WHAT NEEDS TO BE DONE
Return the listing below exactly, with the pictures dropped.

Data records
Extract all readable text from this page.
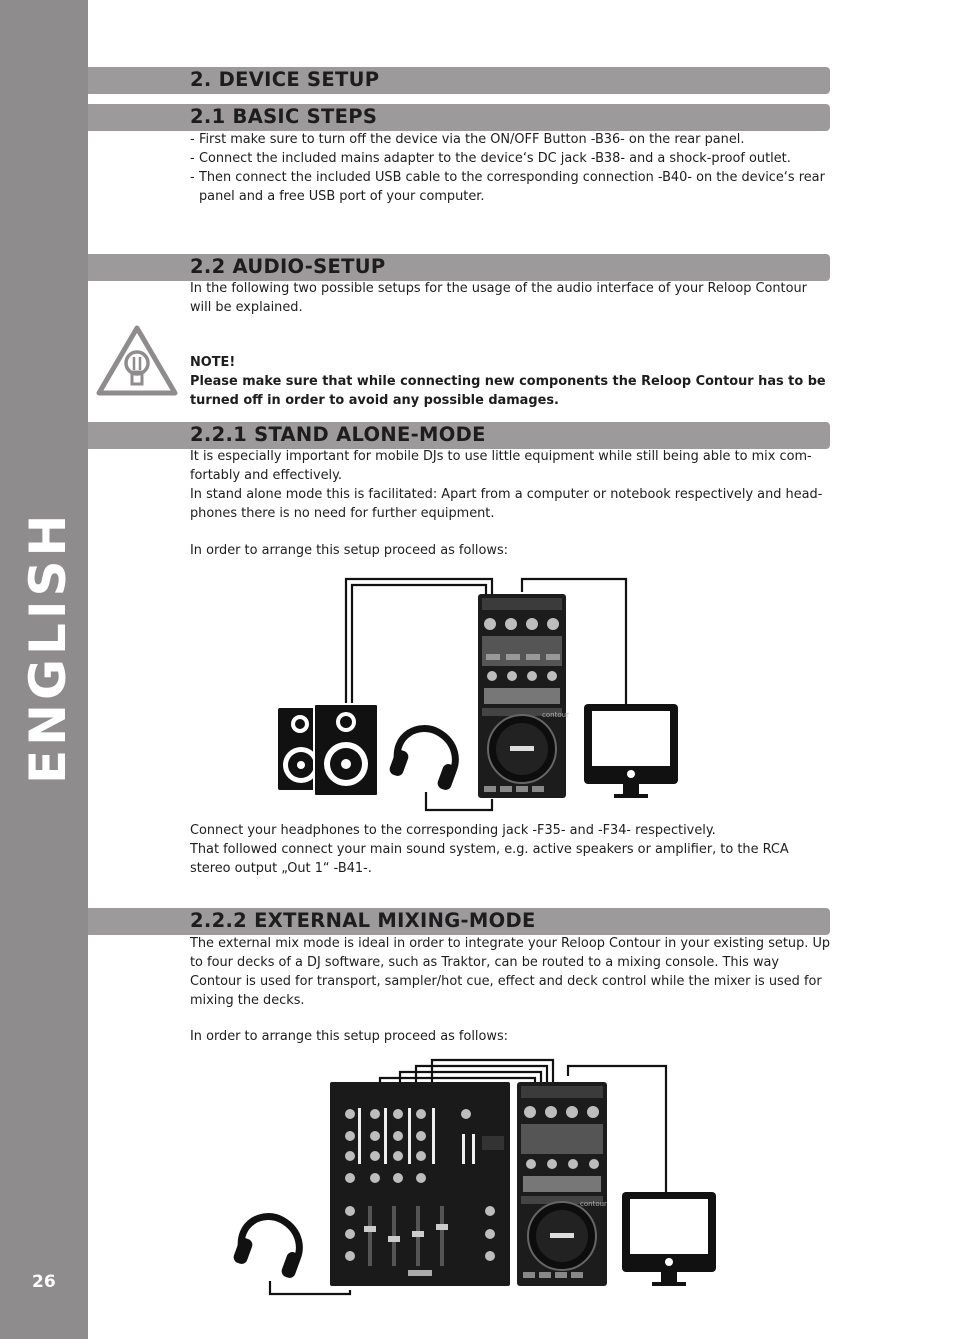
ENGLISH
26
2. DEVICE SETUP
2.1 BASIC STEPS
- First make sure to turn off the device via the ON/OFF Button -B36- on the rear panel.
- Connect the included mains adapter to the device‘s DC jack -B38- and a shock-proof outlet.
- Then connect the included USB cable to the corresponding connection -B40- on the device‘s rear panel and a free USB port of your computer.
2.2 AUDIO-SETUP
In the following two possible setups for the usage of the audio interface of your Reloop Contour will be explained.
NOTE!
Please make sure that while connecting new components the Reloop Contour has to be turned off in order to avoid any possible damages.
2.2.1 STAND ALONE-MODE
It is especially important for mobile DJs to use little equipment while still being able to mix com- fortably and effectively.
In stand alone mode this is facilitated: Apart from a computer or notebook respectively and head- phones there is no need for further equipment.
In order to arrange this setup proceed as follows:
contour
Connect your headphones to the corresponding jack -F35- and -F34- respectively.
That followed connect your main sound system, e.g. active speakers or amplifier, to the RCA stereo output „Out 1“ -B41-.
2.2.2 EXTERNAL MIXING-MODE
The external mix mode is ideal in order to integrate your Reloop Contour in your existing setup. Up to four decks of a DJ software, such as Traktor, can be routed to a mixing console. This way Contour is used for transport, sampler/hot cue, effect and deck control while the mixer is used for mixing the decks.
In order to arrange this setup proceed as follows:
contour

SOLVED EXERCISE
Extract all readable text from this page.
ENGLISH
26
2. DEVICE SETUP
2.1 BASIC STEPS
- First make sure to turn off the device via the ON/OFF Button -B36- on the rear panel.
- Connect the included mains adapter to the device‘s DC jack -B38- and a shock-proof outlet.
- Then connect the included USB cable to the corresponding connection -B40- on the device‘s rear panel and a free USB port of your computer.
2.2 AUDIO-SETUP
In the following two possible setups for the usage of the audio interface of your Reloop Contour will be explained.
NOTE!
Please make sure that while connecting new components the Reloop Contour has to be turned off in order to avoid any possible damages.
2.2.1 STAND ALONE-MODE
It is especially important for mobile DJs to use little equipment while still being able to mix com- fortably and effectively.
In stand alone mode this is facilitated: Apart from a computer or notebook respectively and head- phones there is no need for further equipment.
In order to arrange this setup proceed as follows:
contour
Connect your headphones to the corresponding jack -F35- and -F34- respectively.
That followed connect your main sound system, e.g. active speakers or amplifier, to the RCA stereo output „Out 1“ -B41-.
2.2.2 EXTERNAL MIXING-MODE
The external mix mode is ideal in order to integrate your Reloop Contour in your existing setup. Up to four decks of a DJ software, such as Traktor, can be routed to a mixing console. This way Contour is used for transport, sampler/hot cue, effect and deck control while the mixer is used for mixing the decks.
In order to arrange this setup proceed as follows:
contour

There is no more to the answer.